(Entries taken from a collection)
• • • •

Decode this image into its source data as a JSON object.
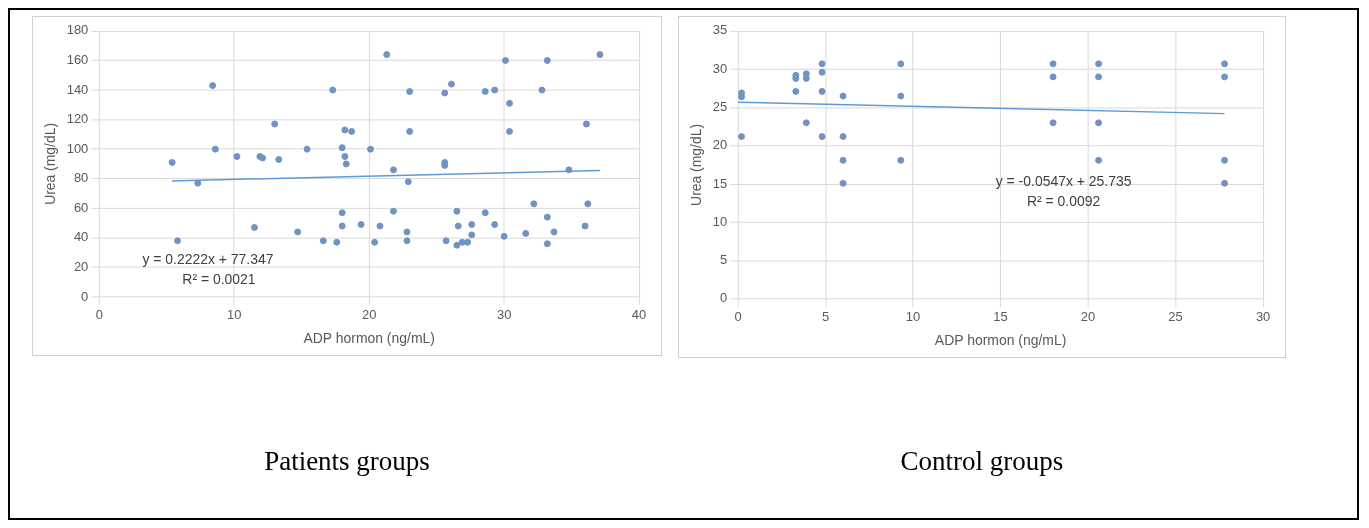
{
  "chart_data": [
    {
      "type": "scatter",
      "title": "Patients groups",
      "xlabel": "ADP hormon (ng/mL)",
      "ylabel": "Urea (mg/dL)",
      "xlim": [
        0,
        40
      ],
      "xticks": [
        0,
        10,
        20,
        30,
        40
      ],
      "ylim": [
        0,
        180
      ],
      "yticks": [
        0,
        20,
        40,
        60,
        80,
        100,
        120,
        140,
        160,
        180
      ],
      "grid": true,
      "legend": false,
      "marker": "circle",
      "annotations": [
        "y = 0.2222x + 77.347",
        "R² = 0.0021"
      ],
      "series": [
        {
          "color": "#7094c2",
          "x": [
            5.4,
            5.8,
            7.3,
            8.4,
            8.6,
            10.2,
            11.5,
            11.9,
            12.1,
            13.0,
            13.3,
            14.7,
            15.4,
            16.6,
            17.3,
            17.6,
            18.0,
            18.0,
            18.2,
            18.7,
            18.0,
            18.2,
            18.3,
            19.4,
            20.8,
            20.4,
            21.3,
            20.1,
            21.8,
            21.8,
            22.9,
            23.0,
            23.0,
            22.8,
            22.8,
            25.6,
            25.6,
            25.6,
            26.1,
            26.5,
            26.6,
            25.7,
            26.5,
            26.9,
            27.3,
            27.6,
            27.6,
            28.6,
            29.3,
            28.6,
            29.3,
            30.1,
            30.4,
            30.4,
            30.0,
            31.6,
            32.2,
            32.8,
            33.2,
            33.2,
            33.7,
            33.2,
            34.8,
            36.1,
            36.2,
            36.0,
            37.1
          ],
          "values": [
            91,
            38,
            77,
            143,
            100,
            95,
            47,
            95,
            94,
            117,
            93,
            44,
            100,
            38,
            140,
            37,
            57,
            48,
            113,
            112,
            101,
            95,
            90,
            49,
            48,
            37,
            164,
            100,
            86,
            58,
            78,
            139,
            112,
            44,
            38,
            91,
            89,
            138,
            144,
            58,
            48,
            38,
            35,
            37,
            37,
            42,
            49,
            139,
            140,
            57,
            49,
            160,
            131,
            112,
            41,
            43,
            63,
            140,
            160,
            54,
            44,
            36,
            86,
            117,
            63,
            48,
            164
          ]
        },
        {
          "type": "line",
          "color": "#5b9bd5",
          "marker": "none",
          "x": [
            5.4,
            37.1
          ],
          "values": [
            78.5,
            85.6
          ]
        }
      ]
    },
    {
      "type": "scatter",
      "title": "Control groups",
      "xlabel": "ADP hormon (ng/mL)",
      "ylabel": "Urea (mg/dL)",
      "xlim": [
        0,
        30
      ],
      "xticks": [
        0,
        5,
        10,
        15,
        20,
        25,
        30
      ],
      "ylim": [
        0,
        35
      ],
      "yticks": [
        0,
        5,
        10,
        15,
        20,
        25,
        30,
        35
      ],
      "grid": true,
      "legend": false,
      "marker": "circle",
      "annotations": [
        "y = -0.0547x + 25.735",
        "R² = 0.0092"
      ],
      "series": [
        {
          "color": "#7094c2",
          "x": [
            0.2,
            0.2,
            0.2,
            3.3,
            3.3,
            3.3,
            3.9,
            3.9,
            3.9,
            4.8,
            4.8,
            4.8,
            4.8,
            6.0,
            6.0,
            6.0,
            6.0,
            9.3,
            9.3,
            9.3,
            18.0,
            18.0,
            18.0,
            20.6,
            20.6,
            20.6,
            20.6,
            27.8,
            27.8,
            27.8,
            27.8
          ],
          "values": [
            26.9,
            26.4,
            21.2,
            29.2,
            28.8,
            27.1,
            29.4,
            28.8,
            23.0,
            30.7,
            29.6,
            27.1,
            21.2,
            26.5,
            21.2,
            18.1,
            15.1,
            30.7,
            26.5,
            18.1,
            30.7,
            29.0,
            23.0,
            30.7,
            29.0,
            23.0,
            18.1,
            30.7,
            29.0,
            18.1,
            15.1
          ]
        },
        {
          "type": "line",
          "color": "#5b9bd5",
          "marker": "none",
          "x": [
            0,
            27.8
          ],
          "values": [
            25.7,
            24.2
          ]
        }
      ]
    }
  ]
}
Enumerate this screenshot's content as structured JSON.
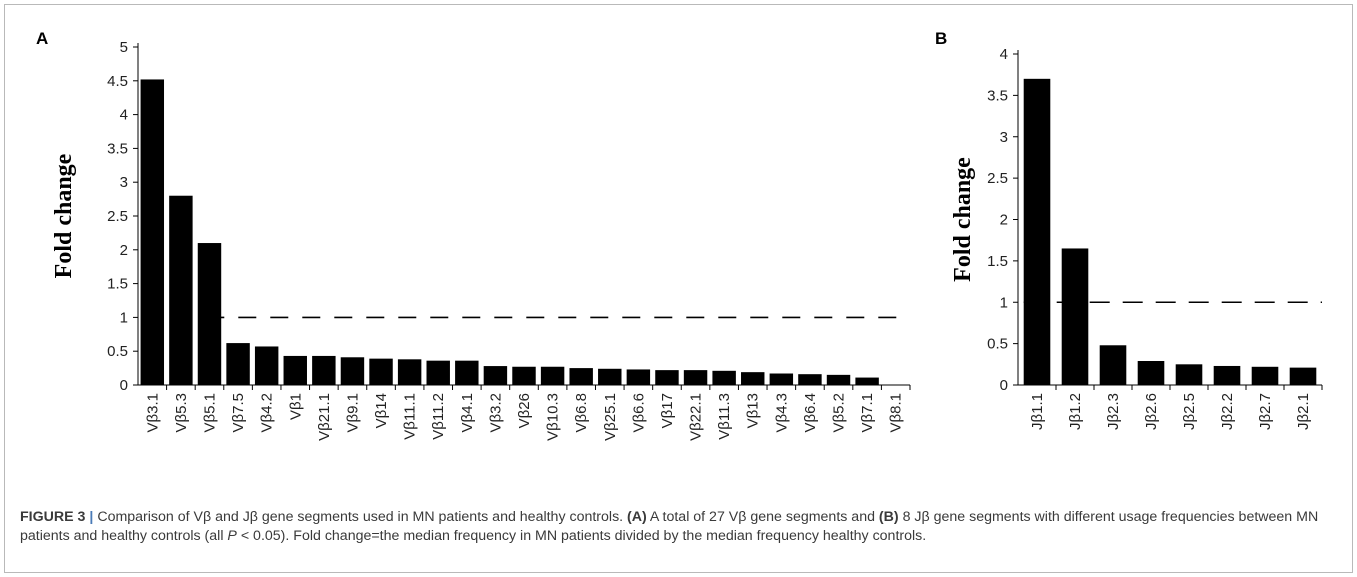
{
  "chart_data": [
    {
      "panel": "A",
      "type": "bar",
      "ylabel": "Fold change",
      "ylim": [
        0,
        5
      ],
      "yticks": [
        "0",
        "0.5",
        "1",
        "1.5",
        "2",
        "2.5",
        "3",
        "3.5",
        "4",
        "4.5",
        "5"
      ],
      "reference_line": 1,
      "bar_color": "#000000",
      "categories": [
        "Vβ3.1",
        "Vβ5.3",
        "Vβ5.1",
        "Vβ7.5",
        "Vβ4.2",
        "Vβ1",
        "Vβ21.1",
        "Vβ9.1",
        "Vβ14",
        "Vβ11.1",
        "Vβ11.2",
        "Vβ4.1",
        "Vβ3.2",
        "Vβ26",
        "Vβ10.3",
        "Vβ6.8",
        "Vβ25.1",
        "Vβ6.6",
        "Vβ17",
        "Vβ22.1",
        "Vβ11.3",
        "Vβ13",
        "Vβ4.3",
        "Vβ6.4",
        "Vβ5.2",
        "Vβ7.1",
        "Vβ8.1"
      ],
      "values": [
        4.52,
        2.8,
        2.1,
        0.62,
        0.57,
        0.43,
        0.43,
        0.41,
        0.39,
        0.38,
        0.36,
        0.36,
        0.28,
        0.27,
        0.27,
        0.25,
        0.24,
        0.23,
        0.22,
        0.22,
        0.21,
        0.19,
        0.17,
        0.16,
        0.15,
        0.11,
        0.0
      ]
    },
    {
      "panel": "B",
      "type": "bar",
      "ylabel": "Fold change",
      "ylim": [
        0,
        4
      ],
      "yticks": [
        "0",
        "0.5",
        "1",
        "1.5",
        "2",
        "2.5",
        "3",
        "3.5",
        "4"
      ],
      "reference_line": 1,
      "bar_color": "#000000",
      "categories": [
        "Jβ1.1",
        "Jβ1.2",
        "Jβ2.3",
        "Jβ2.6",
        "Jβ2.5",
        "Jβ2.2",
        "Jβ2.7",
        "Jβ2.1"
      ],
      "values": [
        3.7,
        1.65,
        0.48,
        0.29,
        0.25,
        0.23,
        0.22,
        0.21
      ]
    }
  ],
  "caption": {
    "label": "FIGURE 3",
    "separator": "|",
    "text_1": " Comparison of Vβ and Jβ gene segments used in MN patients and healthy controls. ",
    "tag_a": "(A)",
    "text_2": " A total of 27 Vβ gene segments and ",
    "tag_b": "(B)",
    "text_3": " 8 Jβ gene segments with different usage frequencies between MN patients and healthy controls (all ",
    "p_symbol": "P",
    "text_4": " < 0.05). Fold change=the median frequency in MN patients divided by the median frequency healthy controls."
  }
}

• • • •

## TASK REQUIREMENTS
Return, exactly as they stand, all of the lines above, but not the pictures.

## RESULT FOR THIS EXERCISE
Decode this image into its source data as a JSON object.
{
  "chart_data": [
    {
      "type": "scatter",
      "title": "Patients groups",
      "xlabel": "ADP hormon (ng/mL)",
      "ylabel": "Urea (mg/dL)",
      "xlim": [
        0,
        40
      ],
      "xticks": [
        0,
        10,
        20,
        30,
        40
      ],
      "ylim": [
        0,
        180
      ],
      "yticks": [
        0,
        20,
        40,
        60,
        80,
        100,
        120,
        140,
        160,
        180
      ],
      "grid": true,
      "legend": false,
      "marker": "circle",
      "annotations": [
        "y = 0.2222x + 77.347",
        "R² = 0.0021"
      ],
      "series": [
        {
          "color": "#7094c2",
          "x": [
            5.4,
            5.8,
            7.3,
            8.4,
            8.6,
            10.2,
            11.5,
            11.9,
            12.1,
            13.0,
            13.3,
            14.7,
            15.4,
            16.6,
            17.3,
            17.6,
            18.0,
            18.0,
            18.2,
            18.7,
            18.0,
            18.2,
            18.3,
            19.4,
            20.8,
            20.4,
            21.3,
            20.1,
            21.8,
            21.8,
            22.9,
            23.0,
            23.0,
            22.8,
            22.8,
            25.6,
            25.6,
            25.6,
            26.1,
            26.5,
            26.6,
            25.7,
            26.5,
            26.9,
            27.3,
            27.6,
            27.6,
            28.6,
            29.3,
            28.6,
            29.3,
            30.1,
            30.4,
            30.4,
            30.0,
            31.6,
            32.2,
            32.8,
            33.2,
            33.2,
            33.7,
            33.2,
            34.8,
            36.1,
            36.2,
            36.0,
            37.1
          ],
          "values": [
            91,
            38,
            77,
            143,
            100,
            95,
            47,
            95,
            94,
            117,
            93,
            44,
            100,
            38,
            140,
            37,
            57,
            48,
            113,
            112,
            101,
            95,
            90,
            49,
            48,
            37,
            164,
            100,
            86,
            58,
            78,
            139,
            112,
            44,
            38,
            91,
            89,
            138,
            144,
            58,
            48,
            38,
            35,
            37,
            37,
            42,
            49,
            139,
            140,
            57,
            49,
            160,
            131,
            112,
            41,
            43,
            63,
            140,
            160,
            54,
            44,
            36,
            86,
            117,
            63,
            48,
            164
          ]
        },
        {
          "type": "line",
          "color": "#5b9bd5",
          "marker": "none",
          "x": [
            5.4,
            37.1
          ],
          "values": [
            78.5,
            85.6
          ]
        }
      ]
    },
    {
      "type": "scatter",
      "title": "Control groups",
      "xlabel": "ADP hormon (ng/mL)",
      "ylabel": "Urea (mg/dL)",
      "xlim": [
        0,
        30
      ],
      "xticks": [
        0,
        5,
        10,
        15,
        20,
        25,
        30
      ],
      "ylim": [
        0,
        35
      ],
      "yticks": [
        0,
        5,
        10,
        15,
        20,
        25,
        30,
        35
      ],
      "grid": true,
      "legend": false,
      "marker": "circle",
      "annotations": [
        "y = -0.0547x + 25.735",
        "R² = 0.0092"
      ],
      "series": [
        {
          "color": "#7094c2",
          "x": [
            0.2,
            0.2,
            0.2,
            3.3,
            3.3,
            3.3,
            3.9,
            3.9,
            3.9,
            4.8,
            4.8,
            4.8,
            4.8,
            6.0,
            6.0,
            6.0,
            6.0,
            9.3,
            9.3,
            9.3,
            18.0,
            18.0,
            18.0,
            20.6,
            20.6,
            20.6,
            20.6,
            27.8,
            27.8,
            27.8,
            27.8
          ],
          "values": [
            26.9,
            26.4,
            21.2,
            29.2,
            28.8,
            27.1,
            29.4,
            28.8,
            23.0,
            30.7,
            29.6,
            27.1,
            21.2,
            26.5,
            21.2,
            18.1,
            15.1,
            30.7,
            26.5,
            18.1,
            30.7,
            29.0,
            23.0,
            30.7,
            29.0,
            23.0,
            18.1,
            30.7,
            29.0,
            18.1,
            15.1
          ]
        },
        {
          "type": "line",
          "color": "#5b9bd5",
          "marker": "none",
          "x": [
            0,
            27.8
          ],
          "values": [
            25.7,
            24.2
          ]
        }
      ]
    }
  ]
}
Enumerate this screenshot's content as structured JSON.
{
  "chart_data": [
    {
      "panel": "A",
      "type": "bar",
      "ylabel": "Fold change",
      "ylim": [
        0,
        5
      ],
      "yticks": [
        "0",
        "0.5",
        "1",
        "1.5",
        "2",
        "2.5",
        "3",
        "3.5",
        "4",
        "4.5",
        "5"
      ],
      "reference_line": 1,
      "bar_color": "#000000",
      "categories": [
        "Vβ3.1",
        "Vβ5.3",
        "Vβ5.1",
        "Vβ7.5",
        "Vβ4.2",
        "Vβ1",
        "Vβ21.1",
        "Vβ9.1",
        "Vβ14",
        "Vβ11.1",
        "Vβ11.2",
        "Vβ4.1",
        "Vβ3.2",
        "Vβ26",
        "Vβ10.3",
        "Vβ6.8",
        "Vβ25.1",
        "Vβ6.6",
        "Vβ17",
        "Vβ22.1",
        "Vβ11.3",
        "Vβ13",
        "Vβ4.3",
        "Vβ6.4",
        "Vβ5.2",
        "Vβ7.1",
        "Vβ8.1"
      ],
      "values": [
        4.52,
        2.8,
        2.1,
        0.62,
        0.57,
        0.43,
        0.43,
        0.41,
        0.39,
        0.38,
        0.36,
        0.36,
        0.28,
        0.27,
        0.27,
        0.25,
        0.24,
        0.23,
        0.22,
        0.22,
        0.21,
        0.19,
        0.17,
        0.16,
        0.15,
        0.11,
        0.0
      ]
    },
    {
      "panel": "B",
      "type": "bar",
      "ylabel": "Fold change",
      "ylim": [
        0,
        4
      ],
      "yticks": [
        "0",
        "0.5",
        "1",
        "1.5",
        "2",
        "2.5",
        "3",
        "3.5",
        "4"
      ],
      "reference_line": 1,
      "bar_color": "#000000",
      "categories": [
        "Jβ1.1",
        "Jβ1.2",
        "Jβ2.3",
        "Jβ2.6",
        "Jβ2.5",
        "Jβ2.2",
        "Jβ2.7",
        "Jβ2.1"
      ],
      "values": [
        3.7,
        1.65,
        0.48,
        0.29,
        0.25,
        0.23,
        0.22,
        0.21
      ]
    }
  ],
  "caption": {
    "label": "FIGURE 3",
    "separator": "|",
    "text_1": " Comparison of Vβ and Jβ gene segments used in MN patients and healthy controls. ",
    "tag_a": "(A)",
    "text_2": " A total of 27 Vβ gene segments and ",
    "tag_b": "(B)",
    "text_3": " 8 Jβ gene segments with different usage frequencies between MN patients and healthy controls (all ",
    "p_symbol": "P",
    "text_4": " < 0.05). Fold change=the median frequency in MN patients divided by the median frequency healthy controls."
  }
}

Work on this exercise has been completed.